_Exercise brief_
Every line of the data that contains the string "this" must be copied.
— BEGIN The input —
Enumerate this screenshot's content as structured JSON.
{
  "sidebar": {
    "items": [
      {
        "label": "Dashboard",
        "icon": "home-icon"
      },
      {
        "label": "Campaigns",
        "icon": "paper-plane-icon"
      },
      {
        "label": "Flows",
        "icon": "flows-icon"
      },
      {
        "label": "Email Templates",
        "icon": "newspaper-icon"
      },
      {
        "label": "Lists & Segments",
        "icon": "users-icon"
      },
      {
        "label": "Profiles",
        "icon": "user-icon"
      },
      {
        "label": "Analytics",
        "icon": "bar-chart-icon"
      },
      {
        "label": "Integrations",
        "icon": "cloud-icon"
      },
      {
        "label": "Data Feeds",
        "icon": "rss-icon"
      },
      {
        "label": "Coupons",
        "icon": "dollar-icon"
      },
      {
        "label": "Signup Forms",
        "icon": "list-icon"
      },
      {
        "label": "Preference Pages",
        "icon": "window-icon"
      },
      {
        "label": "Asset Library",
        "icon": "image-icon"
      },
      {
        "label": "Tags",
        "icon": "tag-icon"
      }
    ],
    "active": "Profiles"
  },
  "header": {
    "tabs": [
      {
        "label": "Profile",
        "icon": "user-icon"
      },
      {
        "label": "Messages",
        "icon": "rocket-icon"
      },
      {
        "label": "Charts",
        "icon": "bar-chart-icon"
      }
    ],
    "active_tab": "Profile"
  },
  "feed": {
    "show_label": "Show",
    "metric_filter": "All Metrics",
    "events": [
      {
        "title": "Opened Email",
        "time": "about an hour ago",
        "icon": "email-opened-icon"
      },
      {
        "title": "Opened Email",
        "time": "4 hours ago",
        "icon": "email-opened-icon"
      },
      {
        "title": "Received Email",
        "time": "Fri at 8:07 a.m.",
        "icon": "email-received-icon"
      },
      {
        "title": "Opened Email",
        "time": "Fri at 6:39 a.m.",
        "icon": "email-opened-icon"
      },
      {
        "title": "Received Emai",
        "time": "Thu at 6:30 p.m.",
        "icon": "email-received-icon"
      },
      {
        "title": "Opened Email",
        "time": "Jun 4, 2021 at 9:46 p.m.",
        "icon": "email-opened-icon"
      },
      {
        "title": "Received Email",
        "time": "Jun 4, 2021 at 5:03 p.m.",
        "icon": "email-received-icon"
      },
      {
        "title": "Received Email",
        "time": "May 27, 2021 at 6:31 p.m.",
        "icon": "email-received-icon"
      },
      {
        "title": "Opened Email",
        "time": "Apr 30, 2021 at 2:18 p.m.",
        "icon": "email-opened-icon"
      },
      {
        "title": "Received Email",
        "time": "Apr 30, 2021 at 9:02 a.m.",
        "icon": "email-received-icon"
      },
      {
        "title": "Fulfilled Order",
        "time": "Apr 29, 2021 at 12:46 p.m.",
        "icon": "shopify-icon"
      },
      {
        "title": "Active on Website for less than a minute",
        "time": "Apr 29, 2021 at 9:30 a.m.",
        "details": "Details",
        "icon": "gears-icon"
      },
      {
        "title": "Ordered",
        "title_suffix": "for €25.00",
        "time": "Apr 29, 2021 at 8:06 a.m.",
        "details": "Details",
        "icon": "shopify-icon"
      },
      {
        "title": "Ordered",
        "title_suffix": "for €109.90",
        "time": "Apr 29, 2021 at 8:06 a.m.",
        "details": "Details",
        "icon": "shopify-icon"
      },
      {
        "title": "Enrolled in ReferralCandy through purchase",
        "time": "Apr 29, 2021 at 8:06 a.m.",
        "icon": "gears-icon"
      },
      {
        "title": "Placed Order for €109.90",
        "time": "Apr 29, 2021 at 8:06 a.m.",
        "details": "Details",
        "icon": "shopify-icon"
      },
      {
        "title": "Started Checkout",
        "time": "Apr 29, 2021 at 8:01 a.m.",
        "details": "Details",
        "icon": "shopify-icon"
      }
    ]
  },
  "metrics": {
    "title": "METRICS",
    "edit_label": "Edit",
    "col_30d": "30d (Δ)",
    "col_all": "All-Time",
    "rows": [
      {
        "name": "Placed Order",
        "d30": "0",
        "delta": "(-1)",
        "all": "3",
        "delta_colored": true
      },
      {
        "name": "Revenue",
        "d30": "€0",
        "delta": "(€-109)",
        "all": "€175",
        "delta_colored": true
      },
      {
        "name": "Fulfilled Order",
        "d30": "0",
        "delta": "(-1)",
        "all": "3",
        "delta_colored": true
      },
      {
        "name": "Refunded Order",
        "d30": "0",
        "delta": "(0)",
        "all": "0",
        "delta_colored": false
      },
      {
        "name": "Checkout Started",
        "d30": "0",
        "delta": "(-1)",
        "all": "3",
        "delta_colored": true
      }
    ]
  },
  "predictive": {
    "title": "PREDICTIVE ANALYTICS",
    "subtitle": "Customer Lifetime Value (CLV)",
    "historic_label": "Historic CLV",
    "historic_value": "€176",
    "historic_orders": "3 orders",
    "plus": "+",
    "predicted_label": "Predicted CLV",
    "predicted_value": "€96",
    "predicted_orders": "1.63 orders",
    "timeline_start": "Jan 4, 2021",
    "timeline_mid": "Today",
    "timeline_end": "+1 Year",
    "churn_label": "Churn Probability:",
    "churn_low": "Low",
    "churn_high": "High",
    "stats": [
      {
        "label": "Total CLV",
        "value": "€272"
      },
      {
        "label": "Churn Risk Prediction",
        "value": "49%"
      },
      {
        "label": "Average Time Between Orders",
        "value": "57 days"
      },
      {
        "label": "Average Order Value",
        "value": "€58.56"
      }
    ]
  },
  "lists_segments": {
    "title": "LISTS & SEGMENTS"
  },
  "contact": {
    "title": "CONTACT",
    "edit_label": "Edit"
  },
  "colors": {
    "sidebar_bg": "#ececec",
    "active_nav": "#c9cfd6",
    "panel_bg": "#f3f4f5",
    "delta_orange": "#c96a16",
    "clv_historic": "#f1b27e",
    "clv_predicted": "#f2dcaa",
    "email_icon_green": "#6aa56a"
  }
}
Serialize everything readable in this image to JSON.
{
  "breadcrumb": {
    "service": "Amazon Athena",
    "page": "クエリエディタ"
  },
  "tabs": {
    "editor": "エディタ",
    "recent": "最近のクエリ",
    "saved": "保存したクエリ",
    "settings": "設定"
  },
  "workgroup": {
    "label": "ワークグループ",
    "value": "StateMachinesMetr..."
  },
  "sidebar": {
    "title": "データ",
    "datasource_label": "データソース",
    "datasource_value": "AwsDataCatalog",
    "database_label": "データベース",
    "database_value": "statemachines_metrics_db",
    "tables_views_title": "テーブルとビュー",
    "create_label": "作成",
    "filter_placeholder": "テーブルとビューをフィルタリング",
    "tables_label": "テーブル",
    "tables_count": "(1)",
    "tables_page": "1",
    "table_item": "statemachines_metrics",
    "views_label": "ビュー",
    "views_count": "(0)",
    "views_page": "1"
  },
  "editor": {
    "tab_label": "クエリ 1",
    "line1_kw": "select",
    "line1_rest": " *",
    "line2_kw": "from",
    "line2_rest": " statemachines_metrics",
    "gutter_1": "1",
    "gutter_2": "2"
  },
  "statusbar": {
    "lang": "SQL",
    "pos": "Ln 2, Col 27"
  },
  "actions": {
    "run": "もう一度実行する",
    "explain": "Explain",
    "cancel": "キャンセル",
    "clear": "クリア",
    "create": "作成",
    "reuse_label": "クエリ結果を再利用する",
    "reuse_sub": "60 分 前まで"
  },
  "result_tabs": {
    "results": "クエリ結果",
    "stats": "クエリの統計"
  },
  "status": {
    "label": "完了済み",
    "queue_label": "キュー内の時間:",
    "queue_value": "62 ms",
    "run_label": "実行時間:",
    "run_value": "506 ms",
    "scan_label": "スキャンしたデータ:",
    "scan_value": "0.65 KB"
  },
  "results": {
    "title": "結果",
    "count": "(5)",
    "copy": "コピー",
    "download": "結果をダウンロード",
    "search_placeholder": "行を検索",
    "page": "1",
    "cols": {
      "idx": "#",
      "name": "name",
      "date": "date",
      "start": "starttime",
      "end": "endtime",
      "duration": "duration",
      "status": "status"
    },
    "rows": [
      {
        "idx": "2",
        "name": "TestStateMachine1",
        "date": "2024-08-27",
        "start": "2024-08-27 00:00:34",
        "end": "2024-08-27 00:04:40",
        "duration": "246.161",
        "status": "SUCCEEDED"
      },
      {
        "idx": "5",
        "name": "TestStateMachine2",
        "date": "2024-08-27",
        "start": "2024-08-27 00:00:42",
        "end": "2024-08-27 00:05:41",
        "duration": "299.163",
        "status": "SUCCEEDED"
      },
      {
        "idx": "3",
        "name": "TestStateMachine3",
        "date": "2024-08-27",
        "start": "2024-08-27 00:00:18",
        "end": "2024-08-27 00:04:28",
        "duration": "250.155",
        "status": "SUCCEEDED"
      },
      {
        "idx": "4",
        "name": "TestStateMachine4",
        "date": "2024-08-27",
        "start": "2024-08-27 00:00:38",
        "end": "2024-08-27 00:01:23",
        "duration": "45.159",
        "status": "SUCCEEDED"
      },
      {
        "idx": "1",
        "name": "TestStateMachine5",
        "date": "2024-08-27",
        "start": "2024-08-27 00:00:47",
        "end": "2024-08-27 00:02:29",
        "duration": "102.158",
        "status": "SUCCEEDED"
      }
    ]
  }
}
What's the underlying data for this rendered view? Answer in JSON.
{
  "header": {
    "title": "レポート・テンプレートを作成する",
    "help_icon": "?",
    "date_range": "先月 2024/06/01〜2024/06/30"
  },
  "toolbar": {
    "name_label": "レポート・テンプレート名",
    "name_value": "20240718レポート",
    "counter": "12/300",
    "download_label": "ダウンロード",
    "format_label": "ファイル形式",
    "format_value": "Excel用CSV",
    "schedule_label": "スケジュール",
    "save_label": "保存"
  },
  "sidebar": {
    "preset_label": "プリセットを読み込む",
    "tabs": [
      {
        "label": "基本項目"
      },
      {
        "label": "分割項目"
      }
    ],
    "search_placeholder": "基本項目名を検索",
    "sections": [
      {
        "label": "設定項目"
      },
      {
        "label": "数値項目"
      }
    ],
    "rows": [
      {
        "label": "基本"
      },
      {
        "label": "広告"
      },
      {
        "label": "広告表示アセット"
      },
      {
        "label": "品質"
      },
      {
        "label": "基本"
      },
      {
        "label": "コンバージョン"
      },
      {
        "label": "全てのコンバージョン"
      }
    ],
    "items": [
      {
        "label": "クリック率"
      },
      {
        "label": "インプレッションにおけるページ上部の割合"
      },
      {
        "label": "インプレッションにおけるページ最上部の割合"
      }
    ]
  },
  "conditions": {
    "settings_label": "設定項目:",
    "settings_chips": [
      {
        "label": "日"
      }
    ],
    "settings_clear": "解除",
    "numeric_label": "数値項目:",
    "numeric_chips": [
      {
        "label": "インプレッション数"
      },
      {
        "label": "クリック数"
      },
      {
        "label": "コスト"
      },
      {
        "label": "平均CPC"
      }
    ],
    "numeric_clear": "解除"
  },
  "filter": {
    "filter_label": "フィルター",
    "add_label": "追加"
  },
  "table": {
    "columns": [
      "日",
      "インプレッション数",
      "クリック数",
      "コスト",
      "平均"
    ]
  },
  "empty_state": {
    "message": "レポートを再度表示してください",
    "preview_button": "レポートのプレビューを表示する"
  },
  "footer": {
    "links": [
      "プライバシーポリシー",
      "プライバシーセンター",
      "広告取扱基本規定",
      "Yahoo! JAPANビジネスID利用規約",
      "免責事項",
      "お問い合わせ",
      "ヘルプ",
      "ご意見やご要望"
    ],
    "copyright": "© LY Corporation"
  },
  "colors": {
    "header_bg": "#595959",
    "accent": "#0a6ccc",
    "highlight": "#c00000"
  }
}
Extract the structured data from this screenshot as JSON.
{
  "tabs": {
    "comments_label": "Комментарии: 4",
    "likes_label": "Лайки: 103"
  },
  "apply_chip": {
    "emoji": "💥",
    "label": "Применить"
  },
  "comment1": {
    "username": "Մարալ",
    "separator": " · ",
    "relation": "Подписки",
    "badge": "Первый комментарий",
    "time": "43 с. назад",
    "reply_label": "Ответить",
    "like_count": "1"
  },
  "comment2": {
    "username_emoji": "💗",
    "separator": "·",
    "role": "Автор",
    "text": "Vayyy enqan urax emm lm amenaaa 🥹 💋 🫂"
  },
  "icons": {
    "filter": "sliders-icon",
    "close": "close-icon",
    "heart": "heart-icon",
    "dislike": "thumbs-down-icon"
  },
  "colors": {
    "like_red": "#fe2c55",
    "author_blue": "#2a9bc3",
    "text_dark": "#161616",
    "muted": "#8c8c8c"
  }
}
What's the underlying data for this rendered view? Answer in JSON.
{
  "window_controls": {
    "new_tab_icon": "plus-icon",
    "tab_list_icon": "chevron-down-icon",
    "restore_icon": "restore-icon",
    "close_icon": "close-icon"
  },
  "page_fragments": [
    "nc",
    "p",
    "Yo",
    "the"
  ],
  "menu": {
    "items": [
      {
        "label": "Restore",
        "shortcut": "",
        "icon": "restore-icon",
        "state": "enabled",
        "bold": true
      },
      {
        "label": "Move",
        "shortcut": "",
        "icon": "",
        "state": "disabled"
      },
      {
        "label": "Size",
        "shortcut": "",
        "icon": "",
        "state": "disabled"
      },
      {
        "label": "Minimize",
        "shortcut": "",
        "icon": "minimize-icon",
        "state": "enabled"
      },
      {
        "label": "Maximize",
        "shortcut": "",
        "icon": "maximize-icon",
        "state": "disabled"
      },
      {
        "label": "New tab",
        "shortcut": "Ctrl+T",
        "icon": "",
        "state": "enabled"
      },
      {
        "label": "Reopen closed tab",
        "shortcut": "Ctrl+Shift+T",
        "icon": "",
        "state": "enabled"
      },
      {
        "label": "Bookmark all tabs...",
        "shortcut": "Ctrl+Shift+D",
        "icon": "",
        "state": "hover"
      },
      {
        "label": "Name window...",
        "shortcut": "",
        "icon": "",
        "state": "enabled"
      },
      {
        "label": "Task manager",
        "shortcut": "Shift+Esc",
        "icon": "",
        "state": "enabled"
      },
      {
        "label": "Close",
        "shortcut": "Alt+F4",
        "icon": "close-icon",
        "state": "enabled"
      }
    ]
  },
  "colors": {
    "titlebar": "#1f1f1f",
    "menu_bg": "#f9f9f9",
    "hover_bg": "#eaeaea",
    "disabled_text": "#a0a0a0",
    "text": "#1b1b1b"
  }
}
— END The input —
_Written solution_
Enumerate this screenshot's content as structured JSON.
Serialize everything readable in this image to JSON.
What's the underlying data for this rendered view? Answer in JSON.
Extract the structured data from this screenshot as JSON.
What's the underlying data for this rendered view? Answer in JSON.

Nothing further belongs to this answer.